### [SOURCE DOCUMENT]
________________________________________

# My New 44 MAG OM Super Blackhawk!



## Chief_10Beers (Mar 14, 2009)

I bought this from my Buddy for $250 + a Tuneup on his Ducati 900SS. The 44 is in real good shape, very few scratches and a blast to shoot. It includes a Leather Holster/Gunbelt and a Box of 44 Mags soft jacketed rds. I shot this Gun the day I shot my GP-100 and I knew I wanted this Revolver So I did some Horse trading. He was not really into Revolvers anyway, he's a semi-Auto type guy( His Desert Eagle 357 was fun to shoot too! ). So in two months time I aquired a .22LR/.22Mag Texan, GP-100 and an OM 44Mag SBH. This is getting addictive I tell ya! I plan on dumping the Texan in favor of a Single Six and a Charter Arms Dixie Derringer ( for the Wife, gotto keep her Happy ya know ! ). all in all the total cost was 250, some work and 25 bucks to the Gun Shop transfer paper work.

BTY: Can ya still get wood grips for the SBH? I don't like the pearl..............


----------



## Pistolero (Mar 6, 2009)

Beautiful collection. I wondered whether you purchased the blued GP100 or the stainless -now I know! Love the square-backed trigger guard on the Blackhawk. Mine has the rounded one but the square is very distinctive. Mine also has a fluted cylinder -yours is more like the traditional B.H.. Sweet pearlized grips too. 

If I were you, I'd keep the Texan. Some guns are just fun to own and this one might be missed if you part ways too soon. Just a thought.

________________________________________

### [DATA SHOWN]
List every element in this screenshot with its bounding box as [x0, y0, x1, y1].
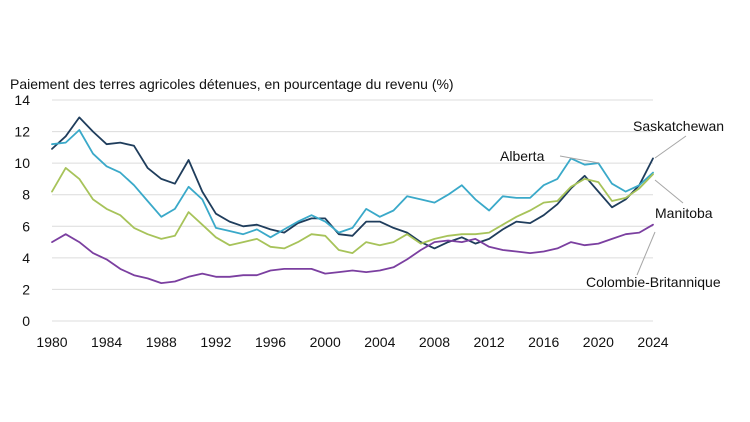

________________________________________

### [WHAT THIS EXERCISE ASKS]
1 > Summarize the Super Blackhawk forum thread in two sentences.
2 > Carry the Super Blackhawk forum thread forward from its last sentence.
The material has no connection to the forum thread about the Super Blackhawk.

### [EXPECTED RESPONSES]
1 > A forum poster describes getting a 44 Mag OM Super Blackhawk in good shape from a friend for $250 plus a tune-up on the friend's Ducati 900SS, with a leather holster/gunbelt and a box of ammunition included, and asks whether wood grips can still be found for it. A reply praises the collection and the revolver's square-backed trigger guard and advises keeping the Texan rather than parting with it.

2 >
Somebody -is this Blackhawk a coveted older three-screw model?


----------



## Chief_10Beers (Mar 14, 2009)

Yes, it is the 3 screw Model....................


----------



## Chief_10Beers (Mar 14, 2009)

Pistolero said:


> Sweet pearlized grips too.


Do you want the Pearl grips when I replace then? No Charge..................


----------



## Pistolero (Mar 6, 2009)

Dear God, YES!


----------



## Chief_10Beers (Mar 14, 2009)

Pistolero said:


> Dear God, YES!


I'll send them to you when I can find some wood grips, perferably Ruger Originals...................


----------



## Q!! (Nov 5, 2008)

Nice...........


----------



## clanger (Jan 27, 2009)

Send it back to Ruger for an upgrade/trasnfer bar install. It's free, and, they send the old parts back. Ask them to install new grips too....leave the plastic one's off when ya ship it back. Some BH's need to have the rosewood grips massaged to fit. This labor is overlapped into the trasnfer bar upgrade. 

Contact Ruger for more info and a shipping box. 

Also ask for a new instruction manual on the return ride home too, it's free as well.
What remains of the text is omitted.